### Work instructions
1 > In the macaque exoskeleton page, what does the passage between "To allow for" and "of the joint.", inclusive, read like when "torques" is swapped for "forces"?
2 > How would you put this sentence from the macaque exoskeleton page into Spanish: "This data was partitioned according to the elevation of the arm (roughly speaking, the angle made between the humerus and the spine)."

### Passage for review
--- START ---
Research > Human Mechatronics > Exoskeleton Design & Control for BMI Study > Motorized Exoskeleton Design for Macaque Upper-limb

Motorized Exoskeleton Design for Macaque Upper-limb

Motivation and Approach

The proposed motorized exoskeleton is able to work in three control modes: 1) torque control mode to passively collect kinematic data as the exoskeleton tracks macaques’ voluntary arm movements; 2) position control mode to bring the arm and exoskeleton to spatial targets following decoded neural signals; and 3) impedance control mode to act as a source of mechanical perturbations that macaques should resist by stiffening their arms. To achieve safe, natural motion, the following two subtopics from kinematic and dynamic aspects of the exoskeleton design are conducted.

 

Kinematic Design

To allow for safe interaction between an external mechanism and biological joints, care must be taken to apply external torques along the axis imposed by the biological joint. Due to the structure of most biological joints, the instantaneous center of rotation (e.g., monkey’s shoulder center) may vary according to the angle of the joint.

To characterize the behavior of the shoulder center in macaques, analysis was performed on the motion of the upper arm. Motion capture data was obtained for a sedated monkey (with markers along the upper arm and torso), as the arm was moved through a variety of postures. This data was partitioned according to the elevation of the arm (roughly speaking, the angle made between the humerus and the spine). The shoulder center was then found by comparing the position of arm markers in multiple frames, and finding the intersection of axes which describe the rigid body transformation between them. A kinematic design matching with this kinematic/morphological analysis is currently being investigated.
--- END ---
### Data records
--- START ---
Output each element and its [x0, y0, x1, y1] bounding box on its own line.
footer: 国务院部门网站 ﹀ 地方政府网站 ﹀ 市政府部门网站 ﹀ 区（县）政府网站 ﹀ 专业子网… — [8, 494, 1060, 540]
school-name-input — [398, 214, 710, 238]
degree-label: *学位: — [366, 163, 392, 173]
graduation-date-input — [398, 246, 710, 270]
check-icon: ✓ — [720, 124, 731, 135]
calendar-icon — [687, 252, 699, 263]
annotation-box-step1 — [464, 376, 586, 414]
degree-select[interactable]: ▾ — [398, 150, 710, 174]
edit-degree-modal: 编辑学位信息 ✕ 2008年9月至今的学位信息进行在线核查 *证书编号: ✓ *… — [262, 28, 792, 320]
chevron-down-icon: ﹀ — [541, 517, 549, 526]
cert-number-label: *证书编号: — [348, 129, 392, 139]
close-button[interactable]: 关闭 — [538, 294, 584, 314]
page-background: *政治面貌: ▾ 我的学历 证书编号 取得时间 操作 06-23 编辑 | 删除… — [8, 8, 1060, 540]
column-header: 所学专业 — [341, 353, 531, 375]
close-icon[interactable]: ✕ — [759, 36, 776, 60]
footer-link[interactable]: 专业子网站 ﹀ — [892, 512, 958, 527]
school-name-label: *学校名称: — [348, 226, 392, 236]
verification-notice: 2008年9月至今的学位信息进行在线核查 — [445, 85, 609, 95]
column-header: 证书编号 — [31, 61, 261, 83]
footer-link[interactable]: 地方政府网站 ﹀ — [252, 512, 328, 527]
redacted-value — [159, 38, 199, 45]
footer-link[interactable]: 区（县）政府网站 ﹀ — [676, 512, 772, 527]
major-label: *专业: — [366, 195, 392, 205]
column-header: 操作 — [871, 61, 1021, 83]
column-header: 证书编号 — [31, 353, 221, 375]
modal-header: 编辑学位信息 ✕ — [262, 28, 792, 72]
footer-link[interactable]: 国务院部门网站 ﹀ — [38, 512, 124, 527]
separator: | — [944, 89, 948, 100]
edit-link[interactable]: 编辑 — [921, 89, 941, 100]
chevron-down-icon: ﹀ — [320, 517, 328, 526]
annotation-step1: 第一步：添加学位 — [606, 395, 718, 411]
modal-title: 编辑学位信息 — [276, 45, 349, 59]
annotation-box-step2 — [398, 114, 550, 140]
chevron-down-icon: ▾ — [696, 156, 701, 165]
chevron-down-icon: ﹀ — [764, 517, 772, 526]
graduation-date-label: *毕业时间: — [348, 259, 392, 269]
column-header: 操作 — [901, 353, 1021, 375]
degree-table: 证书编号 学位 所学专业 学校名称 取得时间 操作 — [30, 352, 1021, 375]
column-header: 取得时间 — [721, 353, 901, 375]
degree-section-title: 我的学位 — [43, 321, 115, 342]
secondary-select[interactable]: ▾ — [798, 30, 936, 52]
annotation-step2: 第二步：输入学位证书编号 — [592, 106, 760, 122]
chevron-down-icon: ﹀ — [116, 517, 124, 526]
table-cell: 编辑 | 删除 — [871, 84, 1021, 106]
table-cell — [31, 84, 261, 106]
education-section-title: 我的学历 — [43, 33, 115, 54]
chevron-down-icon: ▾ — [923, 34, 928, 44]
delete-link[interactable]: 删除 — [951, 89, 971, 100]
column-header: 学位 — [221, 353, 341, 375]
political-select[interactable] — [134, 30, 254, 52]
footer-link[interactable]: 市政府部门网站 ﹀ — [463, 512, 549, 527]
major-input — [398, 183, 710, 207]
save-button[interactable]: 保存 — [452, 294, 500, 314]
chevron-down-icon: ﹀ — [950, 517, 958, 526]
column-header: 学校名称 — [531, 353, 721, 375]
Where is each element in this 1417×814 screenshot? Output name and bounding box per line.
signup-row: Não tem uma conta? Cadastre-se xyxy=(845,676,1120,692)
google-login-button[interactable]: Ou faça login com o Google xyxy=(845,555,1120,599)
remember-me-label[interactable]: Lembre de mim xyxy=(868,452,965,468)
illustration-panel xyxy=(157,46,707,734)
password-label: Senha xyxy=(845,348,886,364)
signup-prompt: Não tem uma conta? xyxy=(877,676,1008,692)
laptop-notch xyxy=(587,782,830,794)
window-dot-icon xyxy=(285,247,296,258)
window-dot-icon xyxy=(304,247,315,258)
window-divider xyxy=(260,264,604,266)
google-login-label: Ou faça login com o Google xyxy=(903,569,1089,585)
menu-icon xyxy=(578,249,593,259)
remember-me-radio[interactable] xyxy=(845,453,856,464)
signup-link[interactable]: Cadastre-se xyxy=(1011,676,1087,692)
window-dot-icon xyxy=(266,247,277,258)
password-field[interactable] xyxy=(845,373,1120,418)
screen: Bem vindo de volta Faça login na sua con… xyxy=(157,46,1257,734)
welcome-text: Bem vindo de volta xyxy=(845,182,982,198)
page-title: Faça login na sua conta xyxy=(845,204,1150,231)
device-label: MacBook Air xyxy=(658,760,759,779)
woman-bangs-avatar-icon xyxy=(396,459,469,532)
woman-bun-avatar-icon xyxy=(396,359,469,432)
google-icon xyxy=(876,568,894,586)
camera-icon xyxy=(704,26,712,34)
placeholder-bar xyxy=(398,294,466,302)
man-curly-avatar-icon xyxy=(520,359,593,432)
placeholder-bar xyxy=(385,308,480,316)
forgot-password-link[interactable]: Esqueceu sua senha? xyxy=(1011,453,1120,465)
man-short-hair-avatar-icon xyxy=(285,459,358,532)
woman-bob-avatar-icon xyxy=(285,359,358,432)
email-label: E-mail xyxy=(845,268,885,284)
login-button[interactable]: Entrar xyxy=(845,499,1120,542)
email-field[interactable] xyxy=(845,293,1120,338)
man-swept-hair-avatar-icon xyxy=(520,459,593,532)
--- END ---
### Solutions by task
1 >
To allow for safe interaction between an external mechanism and biological joints, care must be taken to apply external forces along the axis imposed by the biological joint. Due to the structure of most biological joints, the instantaneous center of rotation (e.g., monkey’s shoulder center) may vary according to the angle of the joint.

2 > Estos datos se dividieron según la elevación del brazo (en términos generales, el ángulo formado entre el húmero y la columna vertebral).